> **WRITTEN TASK**
Please write out the complete listing that follows, exactly as it reads.

[Data records]

********************

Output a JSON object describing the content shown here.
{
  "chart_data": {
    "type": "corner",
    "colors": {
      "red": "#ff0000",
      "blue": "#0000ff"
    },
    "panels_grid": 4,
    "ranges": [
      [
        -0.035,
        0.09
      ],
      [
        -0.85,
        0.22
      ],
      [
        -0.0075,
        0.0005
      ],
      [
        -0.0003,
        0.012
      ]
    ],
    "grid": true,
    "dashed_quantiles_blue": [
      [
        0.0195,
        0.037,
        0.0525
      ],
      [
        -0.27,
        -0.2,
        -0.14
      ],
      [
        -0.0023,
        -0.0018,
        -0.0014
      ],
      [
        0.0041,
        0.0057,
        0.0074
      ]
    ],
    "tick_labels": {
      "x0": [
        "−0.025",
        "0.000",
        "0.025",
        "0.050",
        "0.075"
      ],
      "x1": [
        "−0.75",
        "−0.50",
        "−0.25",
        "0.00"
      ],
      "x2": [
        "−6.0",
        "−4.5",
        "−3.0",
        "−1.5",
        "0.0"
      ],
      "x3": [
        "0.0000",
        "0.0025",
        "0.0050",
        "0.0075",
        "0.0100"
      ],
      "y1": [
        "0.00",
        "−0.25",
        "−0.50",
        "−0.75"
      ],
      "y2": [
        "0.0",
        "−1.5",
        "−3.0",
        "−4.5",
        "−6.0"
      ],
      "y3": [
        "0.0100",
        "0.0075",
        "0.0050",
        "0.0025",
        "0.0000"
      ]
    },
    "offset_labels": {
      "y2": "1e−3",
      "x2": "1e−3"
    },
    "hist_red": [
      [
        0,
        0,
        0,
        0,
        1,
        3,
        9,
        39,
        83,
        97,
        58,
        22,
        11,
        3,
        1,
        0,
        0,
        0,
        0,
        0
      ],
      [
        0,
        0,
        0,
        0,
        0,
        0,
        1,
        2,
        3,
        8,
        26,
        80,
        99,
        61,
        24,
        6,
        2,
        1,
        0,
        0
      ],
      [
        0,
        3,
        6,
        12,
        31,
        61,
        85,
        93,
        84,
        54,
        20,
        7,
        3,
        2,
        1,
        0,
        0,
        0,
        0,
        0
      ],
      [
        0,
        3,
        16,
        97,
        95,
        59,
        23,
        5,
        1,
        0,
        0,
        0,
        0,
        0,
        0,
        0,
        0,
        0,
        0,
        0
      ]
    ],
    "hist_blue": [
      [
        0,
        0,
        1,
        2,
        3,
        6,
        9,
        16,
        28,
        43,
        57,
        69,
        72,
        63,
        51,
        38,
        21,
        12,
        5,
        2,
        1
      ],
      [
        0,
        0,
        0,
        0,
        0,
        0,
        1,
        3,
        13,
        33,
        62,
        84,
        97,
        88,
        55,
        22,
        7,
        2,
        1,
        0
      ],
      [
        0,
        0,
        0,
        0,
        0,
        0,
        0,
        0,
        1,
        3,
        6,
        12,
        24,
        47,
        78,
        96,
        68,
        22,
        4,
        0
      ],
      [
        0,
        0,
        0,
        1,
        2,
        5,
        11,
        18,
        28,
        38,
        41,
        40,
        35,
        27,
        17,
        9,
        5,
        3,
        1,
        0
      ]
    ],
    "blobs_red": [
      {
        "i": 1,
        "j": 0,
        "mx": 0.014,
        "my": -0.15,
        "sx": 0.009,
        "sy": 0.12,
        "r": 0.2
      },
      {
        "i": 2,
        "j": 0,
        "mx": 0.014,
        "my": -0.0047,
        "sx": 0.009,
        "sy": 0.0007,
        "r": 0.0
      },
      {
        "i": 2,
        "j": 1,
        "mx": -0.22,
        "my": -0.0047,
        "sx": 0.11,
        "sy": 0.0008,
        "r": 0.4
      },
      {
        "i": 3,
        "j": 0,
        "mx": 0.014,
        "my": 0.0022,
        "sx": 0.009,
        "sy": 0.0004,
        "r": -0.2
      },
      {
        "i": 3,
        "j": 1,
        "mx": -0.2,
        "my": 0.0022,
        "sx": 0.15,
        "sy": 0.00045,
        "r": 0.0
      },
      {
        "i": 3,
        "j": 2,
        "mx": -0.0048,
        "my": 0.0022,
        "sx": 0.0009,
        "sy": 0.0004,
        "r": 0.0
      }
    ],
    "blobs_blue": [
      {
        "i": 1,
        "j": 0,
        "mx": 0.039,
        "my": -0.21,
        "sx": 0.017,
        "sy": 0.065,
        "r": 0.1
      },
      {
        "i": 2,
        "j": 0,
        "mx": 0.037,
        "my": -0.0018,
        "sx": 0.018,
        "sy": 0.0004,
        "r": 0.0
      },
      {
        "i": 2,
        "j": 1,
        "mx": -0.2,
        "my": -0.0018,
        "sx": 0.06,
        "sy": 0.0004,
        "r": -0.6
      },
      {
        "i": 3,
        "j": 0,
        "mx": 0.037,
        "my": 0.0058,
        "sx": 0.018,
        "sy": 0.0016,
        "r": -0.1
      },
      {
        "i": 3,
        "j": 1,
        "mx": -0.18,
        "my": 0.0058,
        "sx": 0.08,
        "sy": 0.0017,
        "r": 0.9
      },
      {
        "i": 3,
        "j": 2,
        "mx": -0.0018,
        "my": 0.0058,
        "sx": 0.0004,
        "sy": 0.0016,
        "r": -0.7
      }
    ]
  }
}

********************

> **ANSWER TO THE EXERCISE**
Output a JSON object describing the content shown here.
{
  "chart_data": {
    "type": "corner",
    "colors": {
      "red": "#ff0000",
      "blue": "#0000ff"
    },
    "panels_grid": 4,
    "ranges": [
      [
        -0.035,
        0.09
      ],
      [
        -0.85,
        0.22
      ],
      [
        -0.0075,
        0.0005
      ],
      [
        -0.0003,
        0.012
      ]
    ],
    "grid": true,
    "dashed_quantiles_blue": [
      [
        0.0195,
        0.037,
        0.0525
      ],
      [
        -0.27,
        -0.2,
        -0.14
      ],
      [
        -0.0023,
        -0.0018,
        -0.0014
      ],
      [
        0.0041,
        0.0057,
        0.0074
      ]
    ],
    "tick_labels": {
      "x0": [
        "−0.025",
        "0.000",
        "0.025",
        "0.050",
        "0.075"
      ],
      "x1": [
        "−0.75",
        "−0.50",
        "−0.25",
        "0.00"
      ],
      "x2": [
        "−6.0",
        "−4.5",
        "−3.0",
        "−1.5",
        "0.0"
      ],
      "x3": [
        "0.0000",
        "0.0025",
        "0.0050",
        "0.0075",
        "0.0100"
      ],
      "y1": [
        "0.00",
        "−0.25",
        "−0.50",
        "−0.75"
      ],
      "y2": [
        "0.0",
        "−1.5",
        "−3.0",
        "−4.5",
        "−6.0"
      ],
      "y3": [
        "0.0100",
        "0.0075",
        "0.0050",
        "0.0025",
        "0.0000"
      ]
    },
    "offset_labels": {
      "y2": "1e−3",
      "x2": "1e−3"
    },
    "hist_red": [
      [
        0,
        0,
        0,
        0,
        1,
        3,
        9,
        39,
        83,
        97,
        58,
        22,
        11,
        3,
        1,
        0,
        0,
        0,
        0,
        0
      ],
      [
        0,
        0,
        0,
        0,
        0,
        0,
        1,
        2,
        3,
        8,
        26,
        80,
        99,
        61,
        24,
        6,
        2,
        1,
        0,
        0
      ],
      [
        0,
        3,
        6,
        12,
        31,
        61,
        85,
        93,
        84,
        54,
        20,
        7,
        3,
        2,
        1,
        0,
        0,
        0,
        0,
        0
      ],
      [
        0,
        3,
        16,
        97,
        95,
        59,
        23,
        5,
        1,
        0,
        0,
        0,
        0,
        0,
        0,
        0,
        0,
        0,
        0,
        0
      ]
    ],
    "hist_blue": [
      [
        0,
        0,
        1,
        2,
        3,
        6,
        9,
        16,
        28,
        43,
        57,
        69,
        72,
        63,
        51,
        38,
        21,
        12,
        5,
        2,
        1
      ],
      [
        0,
        0,
        0,
        0,
        0,
        0,
        1,
        3,
        13,
        33,
        62,
        84,
        97,
        88,
        55,
        22,
        7,
        2,
        1,
        0
      ],
      [
        0,
        0,
        0,
        0,
        0,
        0,
        0,
        0,
        1,
        3,
        6,
        12,
        24,
        47,
        78,
        96,
        68,
        22,
        4,
        0
      ],
      [
        0,
        0,
        0,
        1,
        2,
        5,
        11,
        18,
        28,
        38,
        41,
        40,
        35,
        27,
        17,
        9,
        5,
        3,
        1,
        0
      ]
    ],
    "blobs_red": [
      {
        "i": 1,
        "j": 0,
        "mx": 0.014,
        "my": -0.15,
        "sx": 0.009,
        "sy": 0.12,
        "r": 0.2
      },
      {
        "i": 2,
        "j": 0,
        "mx": 0.014,
        "my": -0.0047,
        "sx": 0.009,
        "sy": 0.0007,
        "r": 0.0
      },
      {
        "i": 2,
        "j": 1,
        "mx": -0.22,
        "my": -0.0047,
        "sx": 0.11,
        "sy": 0.0008,
        "r": 0.4
      },
      {
        "i": 3,
        "j": 0,
        "mx": 0.014,
        "my": 0.0022,
        "sx": 0.009,
        "sy": 0.0004,
        "r": -0.2
      },
      {
        "i": 3,
        "j": 1,
        "mx": -0.2,
        "my": 0.0022,
        "sx": 0.15,
        "sy": 0.00045,
        "r": 0.0
      },
      {
        "i": 3,
        "j": 2,
        "mx": -0.0048,
        "my": 0.0022,
        "sx": 0.0009,
        "sy": 0.0004,
        "r": 0.0
      }
    ],
    "blobs_blue": [
      {
        "i": 1,
        "j": 0,
        "mx": 0.039,
        "my": -0.21,
        "sx": 0.017,
        "sy": 0.065,
        "r": 0.1
      },
      {
        "i": 2,
        "j": 0,
        "mx": 0.037,
        "my": -0.0018,
        "sx": 0.018,
        "sy": 0.0004,
        "r": 0.0
      },
      {
        "i": 2,
        "j": 1,
        "mx": -0.2,
        "my": -0.0018,
        "sx": 0.06,
        "sy": 0.0004,
        "r": -0.6
      },
      {
        "i": 3,
        "j": 0,
        "mx": 0.037,
        "my": 0.0058,
        "sx": 0.018,
        "sy": 0.0016,
        "r": -0.1
      },
      {
        "i": 3,
        "j": 1,
        "mx": -0.18,
        "my": 0.0058,
        "sx": 0.08,
        "sy": 0.0017,
        "r": 0.9
      },
      {
        "i": 3,
        "j": 2,
        "mx": -0.0018,
        "my": 0.0058,
        "sx": 0.0004,
        "sy": 0.0016,
        "r": -0.7
      }
    ]
  }
}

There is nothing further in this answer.